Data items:

━━━━━━━━━━━━━━━━━━━━

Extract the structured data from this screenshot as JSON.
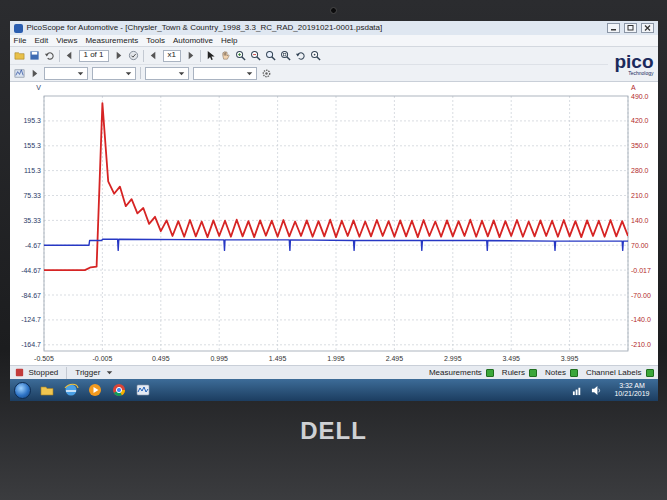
{
  "window": {
    "title": "PicoScope for Automotive - [Chrysler_Town & Country_1998_3.3_RC_RAD_20191021-0001.psdata]"
  },
  "menu": [
    "File",
    "Edit",
    "Views",
    "Measurements",
    "Tools",
    "Automotive",
    "Help"
  ],
  "toolbar": {
    "page": "1 of 1",
    "zoom": "x1",
    "logo": "pico",
    "logo_sub": "Technology"
  },
  "chart": {
    "y_left": {
      "unit": "V",
      "ticks": [
        "195.3",
        "155.3",
        "115.3",
        "75.33",
        "35.33",
        "-4.67",
        "-44.67",
        "-84.67",
        "-124.7",
        "-164.7"
      ]
    },
    "y_right": {
      "unit": "A",
      "ticks": [
        "490.0",
        "420.0",
        "350.0",
        "280.0",
        "210.0",
        "140.0",
        "70.00",
        "-0.017",
        "-70.00",
        "-140.0",
        "-210.0"
      ]
    },
    "x": {
      "ticks": [
        "-0.505",
        "-0.005",
        "0.495",
        "0.995",
        "1.495",
        "1.995",
        "2.495",
        "2.995",
        "3.495",
        "3.995"
      ]
    },
    "series": [
      {
        "kind": "sampled",
        "axis": "right",
        "color": "#d62424",
        "x_start": -0.505,
        "x_step": 0.05,
        "values": [
          0,
          0,
          0,
          0,
          0,
          0,
          0,
          0,
          8,
          10,
          470,
          250,
          215,
          235,
          180,
          200,
          160,
          175,
          130,
          150,
          110,
          140,
          96,
          138,
          94,
          141,
          95,
          137,
          93,
          140,
          96,
          139,
          94,
          142,
          95,
          138,
          93,
          140,
          97,
          139,
          94,
          141,
          95,
          137,
          96,
          140,
          94,
          138,
          95,
          142,
          93,
          139,
          96,
          140,
          94,
          137,
          95,
          141,
          96,
          138,
          94,
          140,
          95,
          139,
          93,
          141,
          96,
          137,
          94,
          140,
          95,
          138,
          96,
          142,
          94,
          139,
          95,
          140,
          93,
          138,
          96,
          141,
          94,
          137,
          95,
          140,
          96,
          139,
          94,
          141,
          95,
          138,
          93,
          140,
          96,
          139,
          94,
          141,
          95,
          138,
          96
        ]
      },
      {
        "kind": "pairs",
        "axis": "left",
        "color": "#2738c4",
        "points": [
          [
            -0.505,
            -4.67
          ],
          [
            -0.12,
            -4.67
          ],
          [
            -0.115,
            3
          ],
          [
            -0.01,
            3
          ],
          [
            -0.005,
            5
          ],
          [
            0.125,
            5
          ],
          [
            0.13,
            -13
          ],
          [
            0.135,
            5
          ],
          [
            1.035,
            4
          ],
          [
            1.04,
            -13
          ],
          [
            1.045,
            4
          ],
          [
            1.595,
            4
          ],
          [
            1.6,
            -13
          ],
          [
            1.605,
            4
          ],
          [
            2.145,
            3
          ],
          [
            2.15,
            -13
          ],
          [
            2.155,
            3
          ],
          [
            2.725,
            3
          ],
          [
            2.73,
            -13
          ],
          [
            2.735,
            3
          ],
          [
            3.285,
            3
          ],
          [
            3.29,
            -13
          ],
          [
            3.295,
            3
          ],
          [
            3.865,
            2
          ],
          [
            3.87,
            -13
          ],
          [
            3.875,
            2
          ],
          [
            4.445,
            2
          ],
          [
            4.45,
            -13
          ],
          [
            4.455,
            2
          ],
          [
            4.495,
            2
          ]
        ]
      }
    ]
  },
  "status_bar": {
    "state": "Stopped",
    "trigger": "Trigger",
    "toggles": [
      {
        "label": "Measurements",
        "on": true
      },
      {
        "label": "Rulers",
        "on": true
      },
      {
        "label": "Notes",
        "on": true
      },
      {
        "label": "Channel Labels",
        "on": true
      }
    ]
  },
  "taskbar": {
    "time": "3:32 AM",
    "date": "10/21/2019"
  },
  "bezel": {
    "brand": "DELL"
  }
}
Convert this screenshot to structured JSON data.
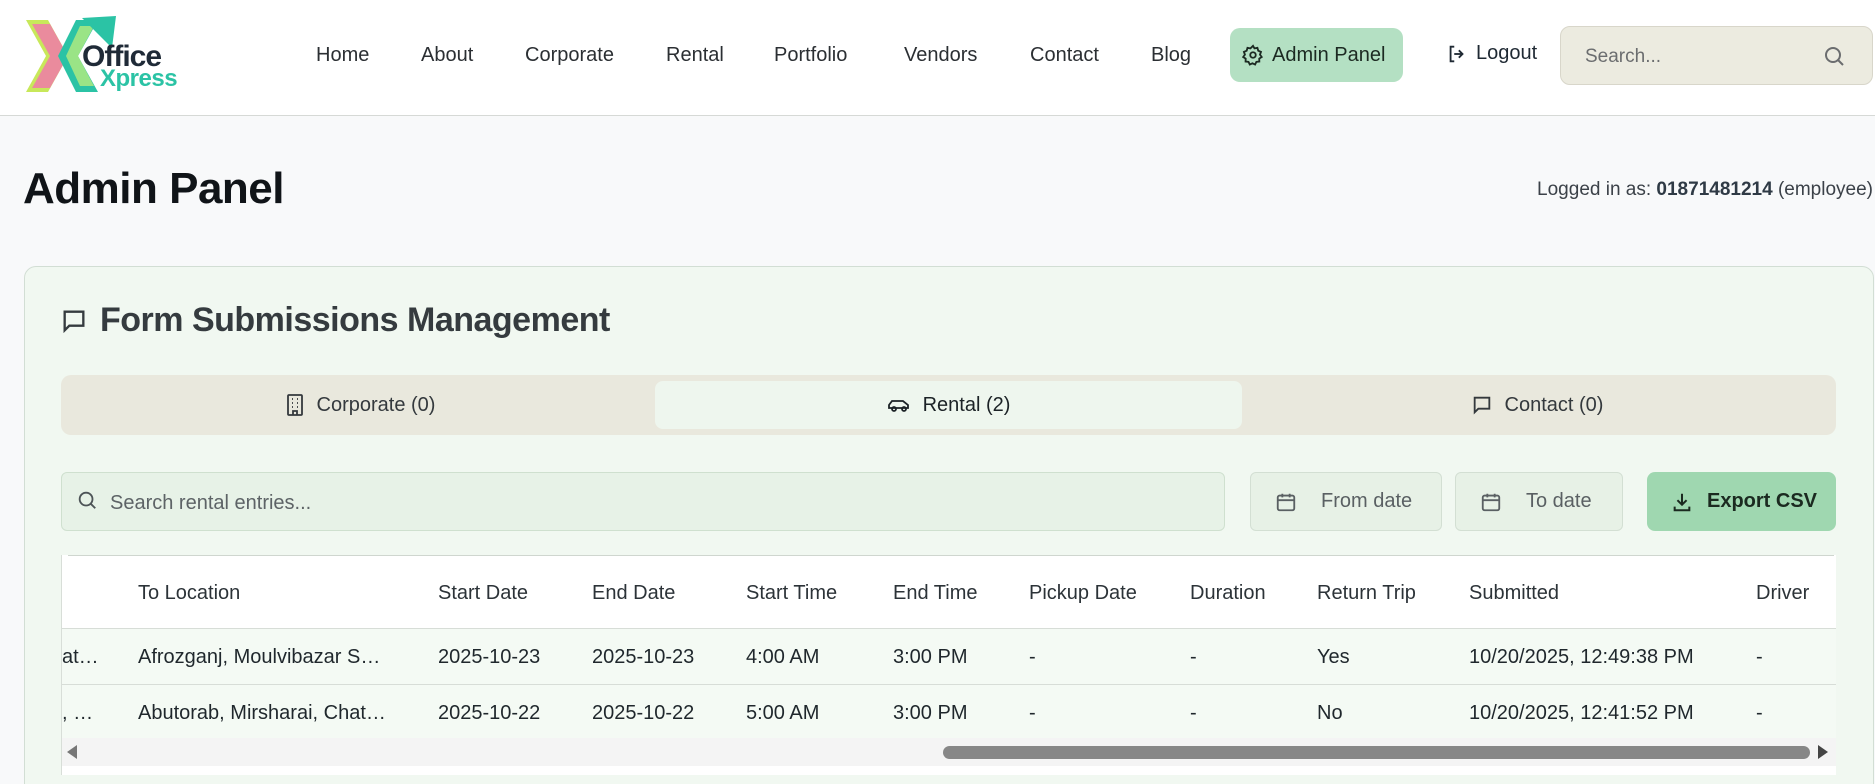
{
  "brand": {
    "line1": "Office",
    "line2": "Xpress",
    "accent": "#2bc3a5"
  },
  "nav": {
    "home": "Home",
    "about": "About",
    "corporate": "Corporate",
    "rental": "Rental",
    "portfolio": "Portfolio",
    "vendors": "Vendors",
    "contact": "Contact",
    "blog": "Blog",
    "admin_panel": "Admin Panel",
    "logout": "Logout"
  },
  "search": {
    "placeholder": "Search..."
  },
  "page": {
    "title": "Admin Panel",
    "logged_in_prefix": "Logged in as:",
    "user": "01871481214",
    "role": "(employee)"
  },
  "card": {
    "title": "Form Submissions Management",
    "tabs": [
      {
        "label": "Corporate (0)",
        "icon": "building-icon"
      },
      {
        "label": "Rental (2)",
        "icon": "car-icon",
        "active": true
      },
      {
        "label": "Contact (0)",
        "icon": "message-icon"
      }
    ],
    "search_placeholder": "Search rental entries...",
    "from_date": "From date",
    "to_date": "To date",
    "export": "Export CSV"
  },
  "table": {
    "columns": [
      "To Location",
      "Start Date",
      "End Date",
      "Start Time",
      "End Time",
      "Pickup Date",
      "Duration",
      "Return Trip",
      "Submitted",
      "Driver"
    ],
    "rows": [
      {
        "from": "at…",
        "to": "Afrozganj, Moulvibazar S…",
        "start_date": "2025-10-23",
        "end_date": "2025-10-23",
        "start_time": "4:00 AM",
        "end_time": "3:00 PM",
        "pickup": "-",
        "duration": "-",
        "return": "Yes",
        "submitted": "10/20/2025, 12:49:38 PM",
        "driver": "-"
      },
      {
        "from": ", …",
        "to": "Abutorab, Mirsharai, Chat…",
        "start_date": "2025-10-22",
        "end_date": "2025-10-22",
        "start_time": "5:00 AM",
        "end_time": "3:00 PM",
        "pickup": "-",
        "duration": "-",
        "return": "No",
        "submitted": "10/20/2025, 12:41:52 PM",
        "driver": "-"
      }
    ]
  }
}
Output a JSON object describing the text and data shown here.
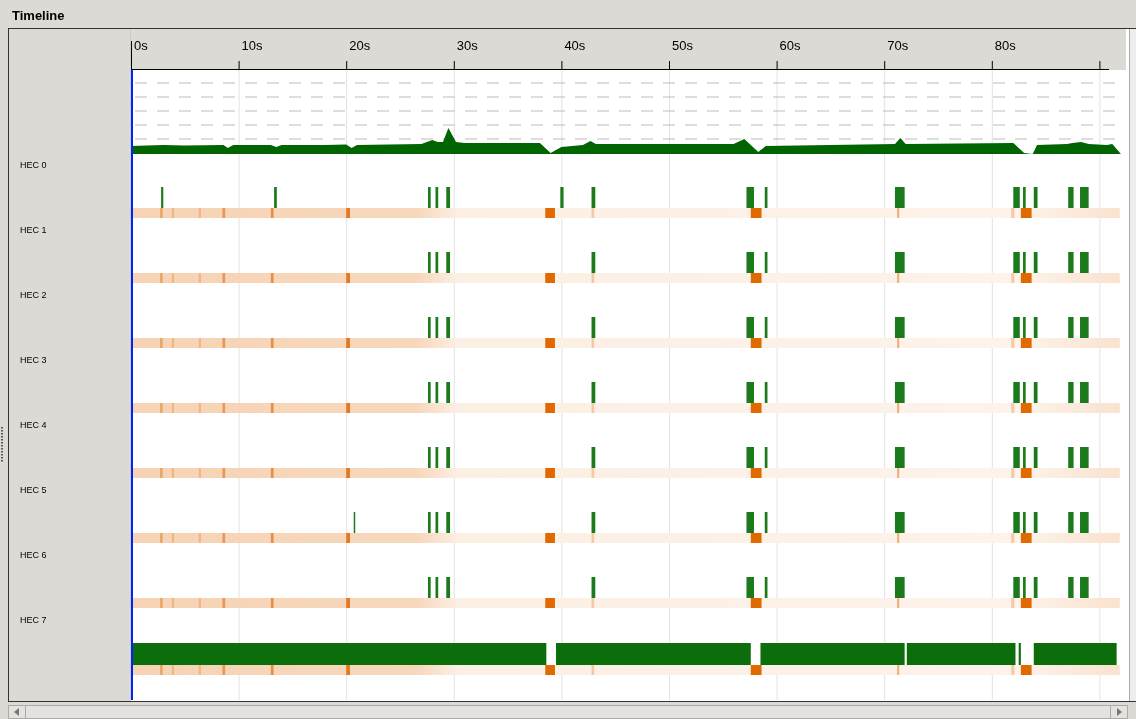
{
  "title": "Timeline",
  "ruler": {
    "ticks": [
      "0s",
      "10s",
      "20s",
      "30s",
      "40s",
      "50s",
      "60s",
      "70s",
      "80s"
    ]
  },
  "hecs": [
    {
      "label": "HEC 0",
      "kind": "sparse"
    },
    {
      "label": "HEC 1",
      "kind": "sparse"
    },
    {
      "label": "HEC 2",
      "kind": "sparse"
    },
    {
      "label": "HEC 3",
      "kind": "sparse"
    },
    {
      "label": "HEC 4",
      "kind": "sparse"
    },
    {
      "label": "HEC 5",
      "kind": "sparse"
    },
    {
      "label": "HEC 6",
      "kind": "sparse"
    },
    {
      "label": "HEC 7",
      "kind": "busy"
    }
  ]
}
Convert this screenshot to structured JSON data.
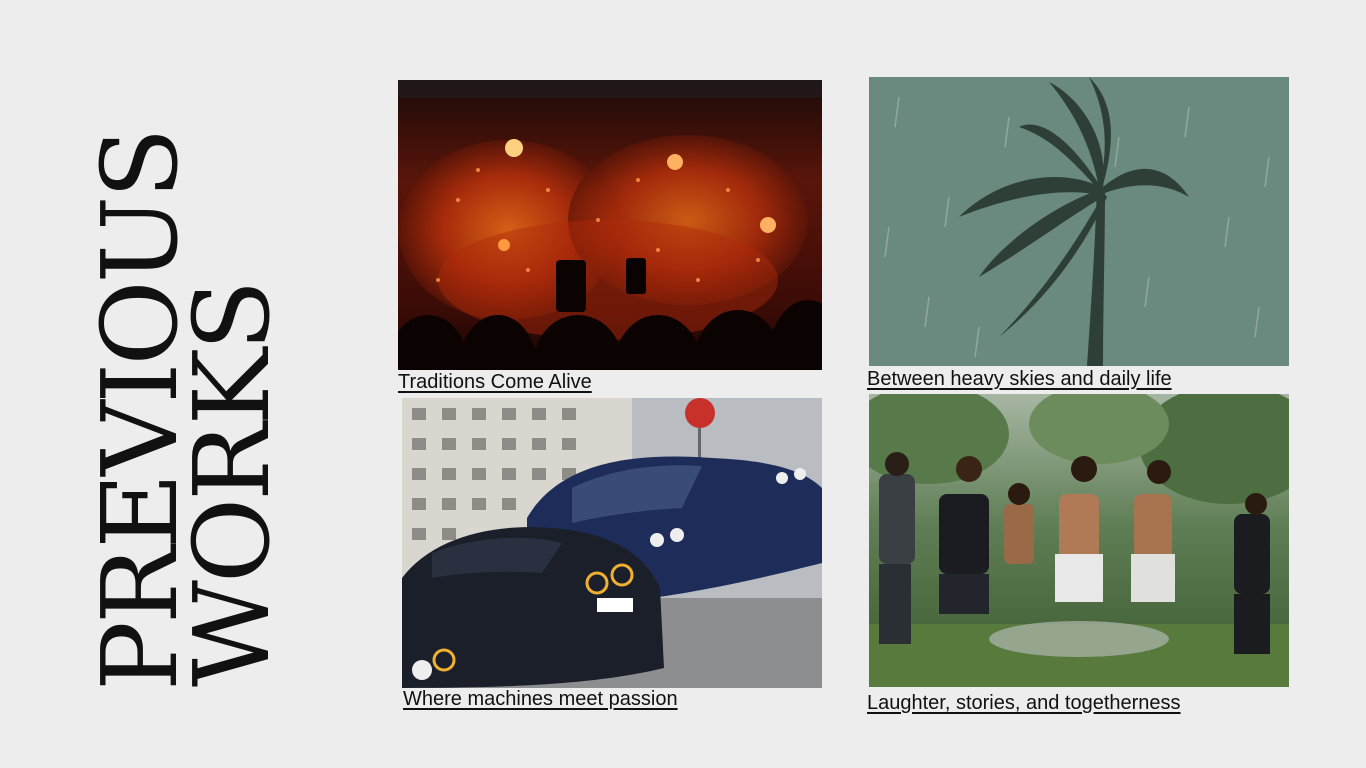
{
  "title": {
    "line1": "PREVIOUS",
    "line2": "WORKS"
  },
  "works": [
    {
      "caption": "Traditions Come Alive",
      "image": "fire-festival-photo"
    },
    {
      "caption": "Between heavy skies and daily life",
      "image": "palm-tree-rain-photo"
    },
    {
      "caption": "Where machines meet passion",
      "image": "muscle-cars-photo"
    },
    {
      "caption": "Laughter, stories, and togetherness",
      "image": "friends-dancing-rain-photo"
    }
  ],
  "colors": {
    "background": "#ededed",
    "text": "#111111"
  }
}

━━━━━━━━━━━━━━━━━━━━

- Task brief
Copy all of the entries verbatim, leaving out any pictures they contain.

- Written reply
Extract the structured data from this screenshot as JSON.
{
  "window": {
    "title": "PicoScope for Automotive - [Chrysler_Town & Country_1998_3.3_RC_RAD_20191021-0001.psdata]"
  },
  "menu": [
    "File",
    "Edit",
    "Views",
    "Measurements",
    "Tools",
    "Automotive",
    "Help"
  ],
  "toolbar": {
    "page": "1 of 1",
    "zoom": "x1",
    "logo": "pico",
    "logo_sub": "Technology"
  },
  "chart": {
    "y_left": {
      "unit": "V",
      "ticks": [
        "195.3",
        "155.3",
        "115.3",
        "75.33",
        "35.33",
        "-4.67",
        "-44.67",
        "-84.67",
        "-124.7",
        "-164.7"
      ]
    },
    "y_right": {
      "unit": "A",
      "ticks": [
        "490.0",
        "420.0",
        "350.0",
        "280.0",
        "210.0",
        "140.0",
        "70.00",
        "-0.017",
        "-70.00",
        "-140.0",
        "-210.0"
      ]
    },
    "x": {
      "ticks": [
        "-0.505",
        "-0.005",
        "0.495",
        "0.995",
        "1.495",
        "1.995",
        "2.495",
        "2.995",
        "3.495",
        "3.995"
      ]
    },
    "series": [
      {
        "kind": "sampled",
        "axis": "right",
        "color": "#d62424",
        "x_start": -0.505,
        "x_step": 0.05,
        "values": [
          0,
          0,
          0,
          0,
          0,
          0,
          0,
          0,
          8,
          10,
          470,
          250,
          215,
          235,
          180,
          200,
          160,
          175,
          130,
          150,
          110,
          140,
          96,
          138,
          94,
          141,
          95,
          137,
          93,
          140,
          96,
          139,
          94,
          142,
          95,
          138,
          93,
          140,
          97,
          139,
          94,
          141,
          95,
          137,
          96,
          140,
          94,
          138,
          95,
          142,
          93,
          139,
          96,
          140,
          94,
          137,
          95,
          141,
          96,
          138,
          94,
          140,
          95,
          139,
          93,
          141,
          96,
          137,
          94,
          140,
          95,
          138,
          96,
          142,
          94,
          139,
          95,
          140,
          93,
          138,
          96,
          141,
          94,
          137,
          95,
          140,
          96,
          139,
          94,
          141,
          95,
          138,
          93,
          140,
          96,
          139,
          94,
          141,
          95,
          138,
          96
        ]
      },
      {
        "kind": "pairs",
        "axis": "left",
        "color": "#2738c4",
        "points": [
          [
            -0.505,
            -4.67
          ],
          [
            -0.12,
            -4.67
          ],
          [
            -0.115,
            3
          ],
          [
            -0.01,
            3
          ],
          [
            -0.005,
            5
          ],
          [
            0.125,
            5
          ],
          [
            0.13,
            -13
          ],
          [
            0.135,
            5
          ],
          [
            1.035,
            4
          ],
          [
            1.04,
            -13
          ],
          [
            1.045,
            4
          ],
          [
            1.595,
            4
          ],
          [
            1.6,
            -13
          ],
          [
            1.605,
            4
          ],
          [
            2.145,
            3
          ],
          [
            2.15,
            -13
          ],
          [
            2.155,
            3
          ],
          [
            2.725,
            3
          ],
          [
            2.73,
            -13
          ],
          [
            2.735,
            3
          ],
          [
            3.285,
            3
          ],
          [
            3.29,
            -13
          ],
          [
            3.295,
            3
          ],
          [
            3.865,
            2
          ],
          [
            3.87,
            -13
          ],
          [
            3.875,
            2
          ],
          [
            4.445,
            2
          ],
          [
            4.45,
            -13
          ],
          [
            4.455,
            2
          ],
          [
            4.495,
            2
          ]
        ]
      }
    ]
  },
  "status_bar": {
    "state": "Stopped",
    "trigger": "Trigger",
    "toggles": [
      {
        "label": "Measurements",
        "on": true
      },
      {
        "label": "Rulers",
        "on": true
      },
      {
        "label": "Notes",
        "on": true
      },
      {
        "label": "Channel Labels",
        "on": true
      }
    ]
  },
  "taskbar": {
    "time": "3:32 AM",
    "date": "10/21/2019"
  },
  "bezel": {
    "brand": "DELL"
  }
}
Convert this screenshot to structured JSON data.
{
  "brand": {
    "line1": "Office",
    "line2": "Xpress",
    "accent": "#2bc3a5"
  },
  "nav": {
    "home": "Home",
    "about": "About",
    "corporate": "Corporate",
    "rental": "Rental",
    "portfolio": "Portfolio",
    "vendors": "Vendors",
    "contact": "Contact",
    "blog": "Blog",
    "admin_panel": "Admin Panel",
    "logout": "Logout"
  },
  "search": {
    "placeholder": "Search..."
  },
  "page": {
    "title": "Admin Panel",
    "logged_in_prefix": "Logged in as:",
    "user": "01871481214",
    "role": "(employee)"
  },
  "card": {
    "title": "Form Submissions Management",
    "tabs": [
      {
        "label": "Corporate (0)",
        "icon": "building-icon"
      },
      {
        "label": "Rental (2)",
        "icon": "car-icon",
        "active": true
      },
      {
        "label": "Contact (0)",
        "icon": "message-icon"
      }
    ],
    "search_placeholder": "Search rental entries...",
    "from_date": "From date",
    "to_date": "To date",
    "export": "Export CSV"
  },
  "table": {
    "columns": [
      "To Location",
      "Start Date",
      "End Date",
      "Start Time",
      "End Time",
      "Pickup Date",
      "Duration",
      "Return Trip",
      "Submitted",
      "Driver"
    ],
    "rows": [
      {
        "from": "at…",
        "to": "Afrozganj, Moulvibazar S…",
        "start_date": "2025-10-23",
        "end_date": "2025-10-23",
        "start_time": "4:00 AM",
        "end_time": "3:00 PM",
        "pickup": "-",
        "duration": "-",
        "return": "Yes",
        "submitted": "10/20/2025, 12:49:38 PM",
        "driver": "-"
      },
      {
        "from": ", …",
        "to": "Abutorab, Mirsharai, Chat…",
        "start_date": "2025-10-22",
        "end_date": "2025-10-22",
        "start_time": "5:00 AM",
        "end_time": "3:00 PM",
        "pickup": "-",
        "duration": "-",
        "return": "No",
        "submitted": "10/20/2025, 12:41:52 PM",
        "driver": "-"
      }
    ]
  }
}
Output a JSON object describing the text and data shown here.
{
  "title": "Timeline",
  "ruler": {
    "ticks": [
      "0s",
      "10s",
      "20s",
      "30s",
      "40s",
      "50s",
      "60s",
      "70s",
      "80s"
    ]
  },
  "hecs": [
    {
      "label": "HEC 0",
      "kind": "sparse"
    },
    {
      "label": "HEC 1",
      "kind": "sparse"
    },
    {
      "label": "HEC 2",
      "kind": "sparse"
    },
    {
      "label": "HEC 3",
      "kind": "sparse"
    },
    {
      "label": "HEC 4",
      "kind": "sparse"
    },
    {
      "label": "HEC 5",
      "kind": "sparse"
    },
    {
      "label": "HEC 6",
      "kind": "sparse"
    },
    {
      "label": "HEC 7",
      "kind": "busy"
    }
  ]
}
Convert this screenshot to structured JSON data.
{
  "title": {
    "line1": "PREVIOUS",
    "line2": "WORKS"
  },
  "works": [
    {
      "caption": "Traditions Come Alive",
      "image": "fire-festival-photo"
    },
    {
      "caption": "Between heavy skies and daily life",
      "image": "palm-tree-rain-photo"
    },
    {
      "caption": "Where machines meet passion",
      "image": "muscle-cars-photo"
    },
    {
      "caption": "Laughter, stories, and togetherness",
      "image": "friends-dancing-rain-photo"
    }
  ],
  "colors": {
    "background": "#ededed",
    "text": "#111111"
  }
}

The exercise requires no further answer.